**Directions for this task**
Once the pictures are set aside, copy the records below exactly as they stand.

[Stored dataset items]
========================================================================

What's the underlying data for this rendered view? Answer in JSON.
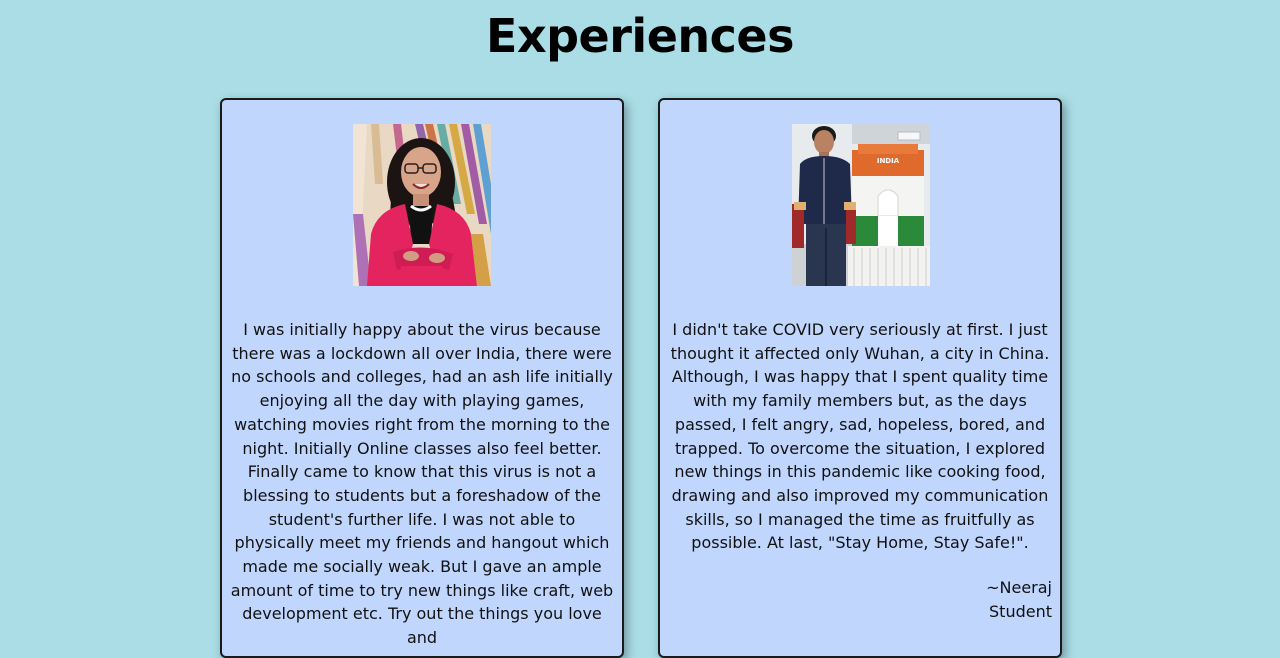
{
  "page": {
    "title": "Experiences",
    "background_color": "#aadde6",
    "card_color": "#c0d6fd"
  },
  "cards": [
    {
      "photo_icon": "woman-portrait-photo",
      "text": "I was initially happy about the virus because there was a lockdown all over India, there were no schools and colleges, had an ash life initially enjoying all the day with playing games, watching movies right from the morning to the night. Initially Online classes also feel better. Finally came to know that this virus is not a blessing to students but a foreshadow of the student's further life. I was not able to physically meet my friends and hangout which made me socially weak. But I gave an ample amount of time to try new things like craft, web development etc. Try out the things you love and"
    },
    {
      "photo_icon": "man-with-india-gate-model-photo",
      "text": "I didn't take COVID very seriously at first. I just thought it affected only Wuhan, a city in China. Although, I was happy that I spent quality time with my family members but, as the days passed, I felt angry, sad, hopeless, bored, and trapped. To overcome the situation, I explored new things in this pandemic like cooking food, drawing and also improved my communication skills, so I managed the time as fruitfully as possible. At last, \"Stay Home, Stay Safe!\".",
      "author": "~Neeraj",
      "role": "Student",
      "model_label": "INDIA"
    }
  ]
}
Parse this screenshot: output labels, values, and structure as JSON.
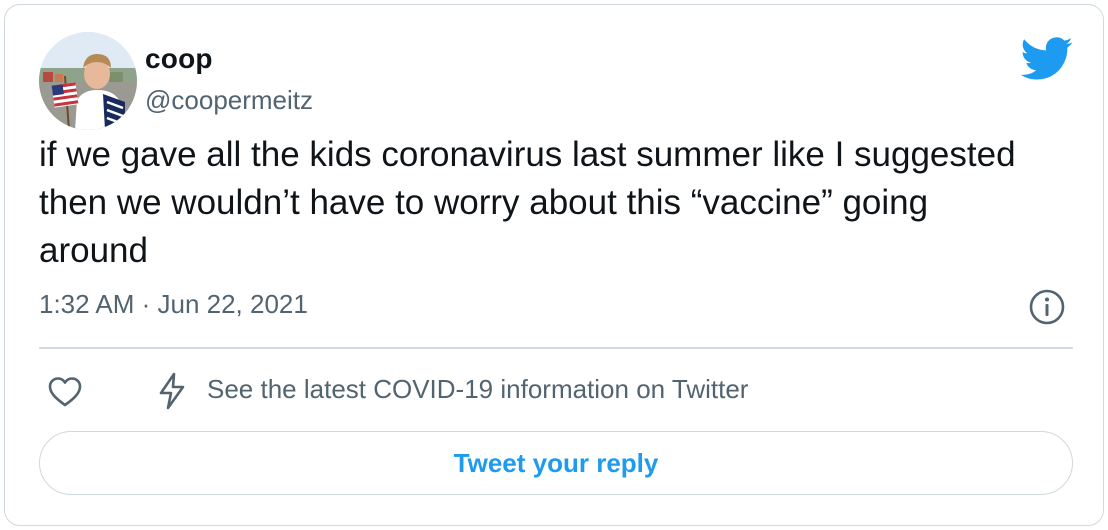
{
  "user": {
    "display_name": "coop",
    "handle": "@coopermeitz",
    "avatar_icon": "profile-photo"
  },
  "tweet": {
    "text": "if we gave all the kids coronavirus last summer like I suggested then we wouldn’t have to worry about this “vaccine” going around",
    "timestamp": "1:32 AM · Jun 22, 2021"
  },
  "actions": {
    "like_icon": "heart-icon",
    "covid_icon": "lightning-bolt-icon",
    "covid_link": "See the latest COVID-19 information on Twitter",
    "reply_label": "Tweet your reply"
  },
  "icons": {
    "brand": "twitter-bird-icon",
    "info": "info-icon"
  },
  "colors": {
    "brand_blue": "#1d9bf0",
    "text_primary": "#0f1419",
    "text_secondary": "#536471",
    "border": "#cfd9de"
  }
}
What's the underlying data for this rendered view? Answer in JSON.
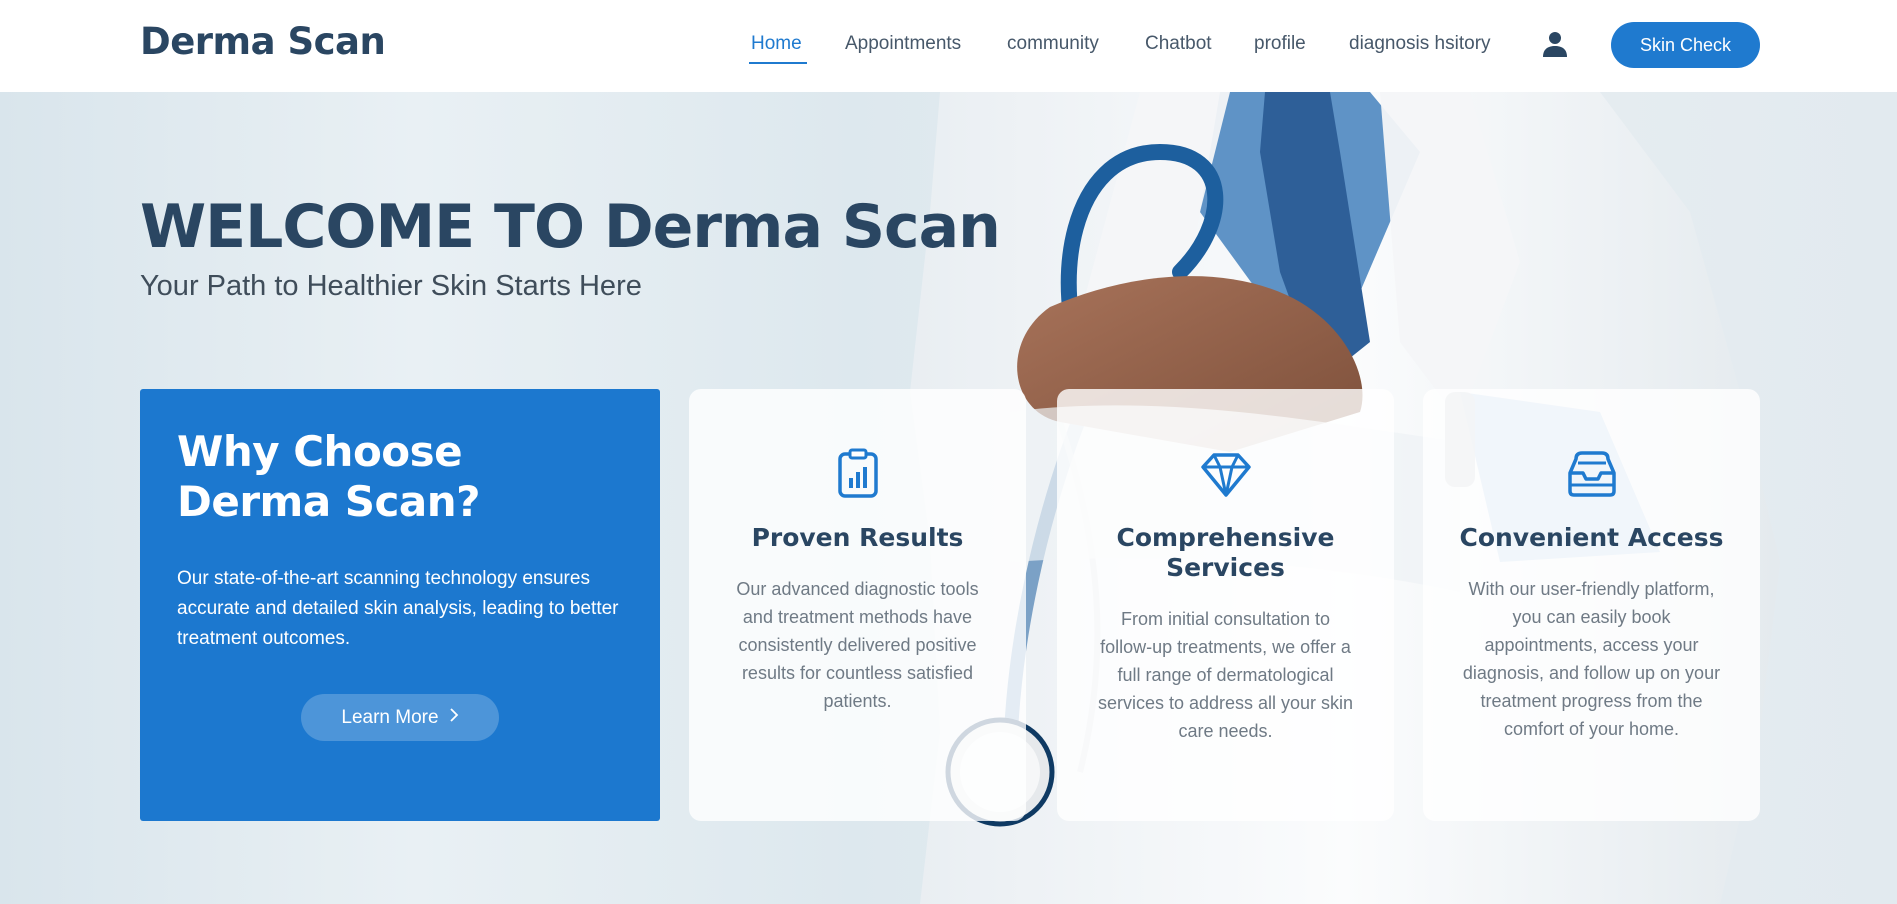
{
  "header": {
    "logo": "Derma Scan",
    "nav": [
      "Home",
      "Appointments",
      "community",
      "Chatbot",
      "profile",
      "diagnosis hsitory"
    ],
    "active_nav": "Home",
    "cta_label": "Skin Check",
    "user_icon": "user-icon"
  },
  "hero": {
    "title": "WELCOME TO Derma Scan",
    "subtitle": "Your Path to Healthier Skin Starts Here"
  },
  "why": {
    "title": "Why Choose Derma Scan?",
    "text": "Our state-of-the-art scanning technology ensures accurate and detailed skin analysis, leading to better treatment outcomes.",
    "button_label": "Learn More"
  },
  "features": [
    {
      "icon": "clipboard-chart-icon",
      "title": "Proven Results",
      "text": "Our advanced diagnostic tools and treatment methods have consistently delivered positive results for countless satisfied patients."
    },
    {
      "icon": "diamond-icon",
      "title": "Comprehensive Services",
      "text": "From initial consultation to follow-up treatments, we offer a full range of dermatological services to address all your skin care needs."
    },
    {
      "icon": "inbox-icon",
      "title": "Convenient Access",
      "text": "With our user-friendly platform, you can easily book appointments, access your diagnosis, and follow up on your treatment progress from the comfort of your home."
    }
  ],
  "colors": {
    "primary": "#1f7acf",
    "heading": "#2a4662",
    "body_text": "#6f7a85"
  }
}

========================================================================

**Answer to this problem**
What's the underlying data for this rendered view? Answer in JSON.
{
  "page": {
    "title": "Experiences",
    "background_color": "#aadde6",
    "card_color": "#c0d6fd"
  },
  "cards": [
    {
      "photo_icon": "woman-portrait-photo",
      "text": "I was initially happy about the virus because there was a lockdown all over India, there were no schools and colleges, had an ash life initially enjoying all the day with playing games, watching movies right from the morning to the night. Initially Online classes also feel better. Finally came to know that this virus is not a blessing to students but a foreshadow of the student's further life. I was not able to physically meet my friends and hangout which made me socially weak. But I gave an ample amount of time to try new things like craft, web development etc. Try out the things you love and"
    },
    {
      "photo_icon": "man-with-india-gate-model-photo",
      "text": "I didn't take COVID very seriously at first. I just thought it affected only Wuhan, a city in China. Although, I was happy that I spent quality time with my family members but, as the days passed, I felt angry, sad, hopeless, bored, and trapped. To overcome the situation, I explored new things in this pandemic like cooking food, drawing and also improved my communication skills, so I managed the time as fruitfully as possible. At last, \"Stay Home, Stay Safe!\".",
      "author": "~Neeraj",
      "role": "Student",
      "model_label": "INDIA"
    }
  ]
}
Parse this screenshot: output labels, values, and structure as JSON.
{
  "user": {
    "display_name": "coop",
    "handle": "@coopermeitz",
    "avatar_icon": "profile-photo"
  },
  "tweet": {
    "text": "if we gave all the kids coronavirus last summer like I suggested then we wouldn’t have to worry about this “vaccine” going around",
    "timestamp": "1:32 AM · Jun 22, 2021"
  },
  "actions": {
    "like_icon": "heart-icon",
    "covid_icon": "lightning-bolt-icon",
    "covid_link": "See the latest COVID-19 information on Twitter",
    "reply_label": "Tweet your reply"
  },
  "icons": {
    "brand": "twitter-bird-icon",
    "info": "info-icon"
  },
  "colors": {
    "brand_blue": "#1d9bf0",
    "text_primary": "#0f1419",
    "text_secondary": "#536471",
    "border": "#cfd9de"
  }
}
What's the underlying data for this rendered view? Answer in JSON.
{
  "header": {
    "logo": "Derma Scan",
    "nav": [
      "Home",
      "Appointments",
      "community",
      "Chatbot",
      "profile",
      "diagnosis hsitory"
    ],
    "active_nav": "Home",
    "cta_label": "Skin Check",
    "user_icon": "user-icon"
  },
  "hero": {
    "title": "WELCOME TO Derma Scan",
    "subtitle": "Your Path to Healthier Skin Starts Here"
  },
  "why": {
    "title": "Why Choose Derma Scan?",
    "text": "Our state-of-the-art scanning technology ensures accurate and detailed skin analysis, leading to better treatment outcomes.",
    "button_label": "Learn More"
  },
  "features": [
    {
      "icon": "clipboard-chart-icon",
      "title": "Proven Results",
      "text": "Our advanced diagnostic tools and treatment methods have consistently delivered positive results for countless satisfied patients."
    },
    {
      "icon": "diamond-icon",
      "title": "Comprehensive Services",
      "text": "From initial consultation to follow-up treatments, we offer a full range of dermatological services to address all your skin care needs."
    },
    {
      "icon": "inbox-icon",
      "title": "Convenient Access",
      "text": "With our user-friendly platform, you can easily book appointments, access your diagnosis, and follow up on your treatment progress from the comfort of your home."
    }
  ],
  "colors": {
    "primary": "#1f7acf",
    "heading": "#2a4662",
    "body_text": "#6f7a85"
  }
}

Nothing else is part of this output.